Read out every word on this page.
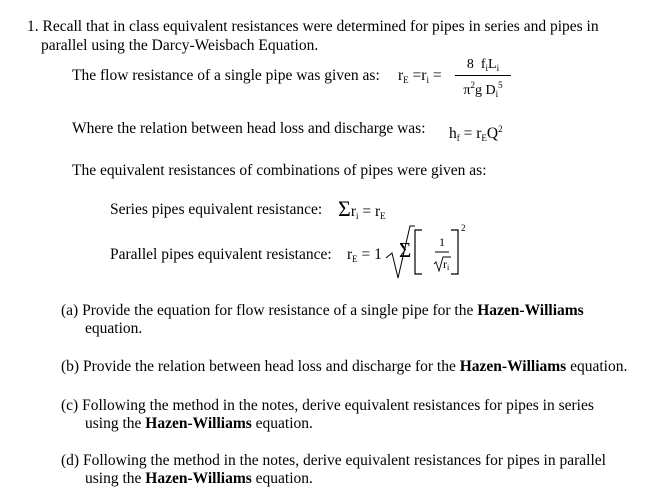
1. Recall that in class equivalent resistances were determined for pipes in series and pipes in
parallel using the Darcy-Weisbach Equation.
The flow resistance of a single pipe was given as: $r_E =r_i$ =
8 $f_iL_i$
$\pi^2g$ $D_i^5$
Where the relation between head loss and discharge was: $h_f = r_EQ^2$
The equivalent resistances of combinations of pipes were given as:
Series pipes equivalent resistance: $\Sigma r_i = r_E$
Parallel pipes equivalent resistance: $r_E = 1$ Σ 1
ri
2
(a) Provide the equation for flow resistance of a single pipe for the Hazen-Williams
equation.
(b) Provide the relation between head loss and discharge for the Hazen-Williams equation.
(c) Following the method in the notes, derive equivalent resistances for pipes in series
using the Hazen-Williams equation.
(d) Following the method in the notes, derive equivalent resistances for pipes in parallel
using the Hazen-Williams equation.
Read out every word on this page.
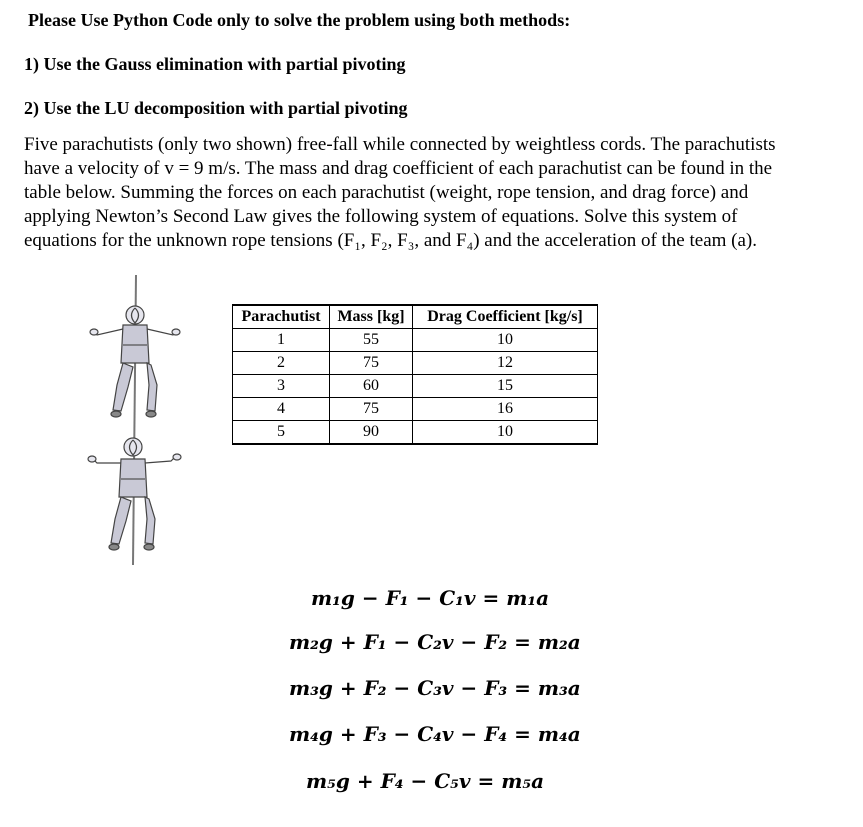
Please Use Python Code only to solve the problem using both methods:
1) Use the Gauss elimination with partial pivoting
2) Use the LU decomposition with partial pivoting

Five parachutists (only two shown) free-fall while connected by weightless cords. The parachutists
have a velocity of v = 9 m/s. The mass and drag coefficient of each parachutist can be found in the
table below. Summing the forces on each parachutist (weight, rope tension, and drag force) and
applying Newton’s Second Law gives the following system of equations. Solve this system of
equations for the unknown rope tensions (F₁, F₂, F₃, and F₄) and the acceleration of the team (a).

Parachutist	Mass [kg]	Drag Coefficient [kg/s]
1	55	10
2	75	12
3	60	15
4	75	16
5	90	10
m₁g − F₁ − C₁v = m₁a
m₂g + F₁ − C₂v − F₂ = m₂a
m₃g + F₂ − C₃v − F₃ = m₃a
m₄g + F₃ − C₄v − F₄ = m₄a
m₅g + F₄ − C₅v = m₅a
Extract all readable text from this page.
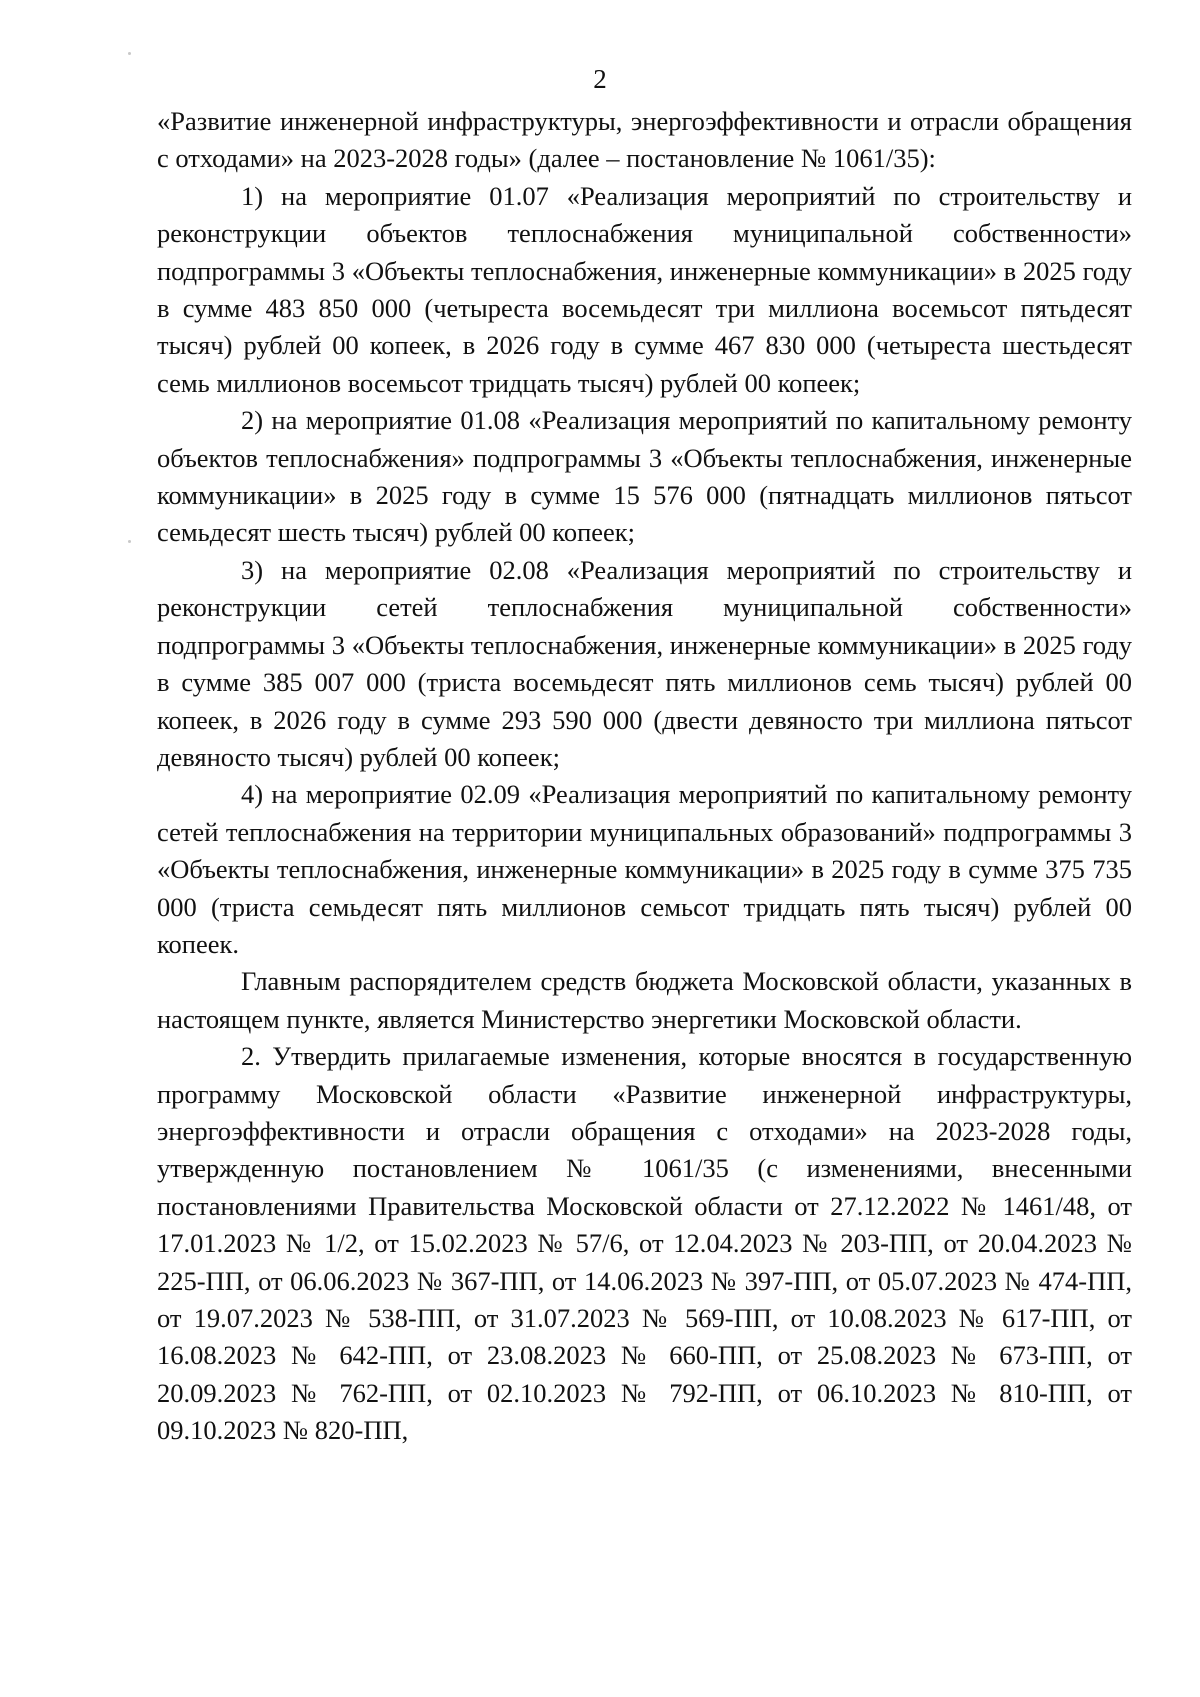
2

«Развитие инженерной инфраструктуры, энергоэффективности и отрасли обращения с отходами» на 2023-2028 годы» (далее – постановление № 1061/35):

1) на мероприятие 01.07 «Реализация мероприятий по строительству и реконструкции объектов теплоснабжения муниципальной собственности» подпрограммы 3 «Объекты теплоснабжения, инженерные коммуникации» в 2025 году в сумме 483 850 000 (четыреста восемьдесят три миллиона восемьсот пятьдесят тысяч) рублей 00 копеек, в 2026 году в сумме 467 830 000 (четыреста шестьдесят семь миллионов восемьсот тридцать тысяч) рублей 00 копеек;

2) на мероприятие 01.08 «Реализация мероприятий по капитальному ремонту объектов теплоснабжения» подпрограммы 3 «Объекты теплоснабжения, инженерные коммуникации» в 2025 году в сумме 15 576 000 (пятнадцать миллионов пятьсот семьдесят шесть тысяч) рублей 00 копеек;

3) на мероприятие 02.08 «Реализация мероприятий по строительству и реконструкции сетей теплоснабжения муниципальной собственности» подпрограммы 3 «Объекты теплоснабжения, инженерные коммуникации» в 2025 году в сумме 385 007 000 (триста восемьдесят пять миллионов семь тысяч) рублей 00 копеек, в 2026 году в сумме 293 590 000 (двести девяносто три миллиона пятьсот девяносто тысяч) рублей 00 копеек;

4) на мероприятие 02.09 «Реализация мероприятий по капитальному ремонту сетей теплоснабжения на территории муниципальных образований» подпрограммы 3 «Объекты теплоснабжения, инженерные коммуникации» в 2025 году в сумме 375 735 000 (триста семьдесят пять миллионов семьсот тридцать пять тысяч) рублей 00 копеек.

Главным распорядителем средств бюджета Московской области, указанных в настоящем пункте, является Министерство энергетики Московской области.

2. Утвердить прилагаемые изменения, которые вносятся в государственную программу Московской области «Развитие инженерной инфраструктуры, энергоэффективности и отрасли обращения с отходами» на 2023-2028 годы, утвержденную постановлением № 1061/35 (с изменениями, внесенными постановлениями Правительства Московской области от 27.12.2022 № 1461/48, от 17.01.2023 № 1/2, от 15.02.2023 № 57/6, от 12.04.2023 № 203-ПП, от 20.04.2023 № 225-ПП, от 06.06.2023 № 367-ПП, от 14.06.2023 № 397-ПП, от 05.07.2023 № 474-ПП, от 19.07.2023 № 538-ПП, от 31.07.2023 № 569-ПП, от 10.08.2023 № 617-ПП, от 16.08.2023 № 642-ПП, от 23.08.2023 № 660-ПП, от 25.08.2023 № 673-ПП, от 20.09.2023 № 762-ПП, от 02.10.2023 № 792-ПП, от 06.10.2023 № 810-ПП, от 09.10.2023 № 820-ПП,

PROBLEM STATEMENT: Gather each line from the listing above that holds "пятьсот".

TASK ANSWER:
2) на мероприятие 01.08 «Реализация мероприятий по капитальному ремонту объектов теплоснабжения» подпрограммы 3 «Объекты теплоснабжения, инженерные коммуникации» в 2025 году в сумме 15 576 000 (пятнадцать миллионов пятьсот семьдесят шесть тысяч) рублей 00 копеек;
3) на мероприятие 02.08 «Реализация мероприятий по строительству и реконструкции сетей теплоснабжения муниципальной собственности» подпрограммы 3 «Объекты теплоснабжения, инженерные коммуникации» в 2025 году в сумме 385 007 000 (триста восемьдесят пять миллионов семь тысяч) рублей 00 копеек, в 2026 году в сумме 293 590 000 (двести девяносто три миллиона пятьсот девяносто тысяч) рублей 00 копеек;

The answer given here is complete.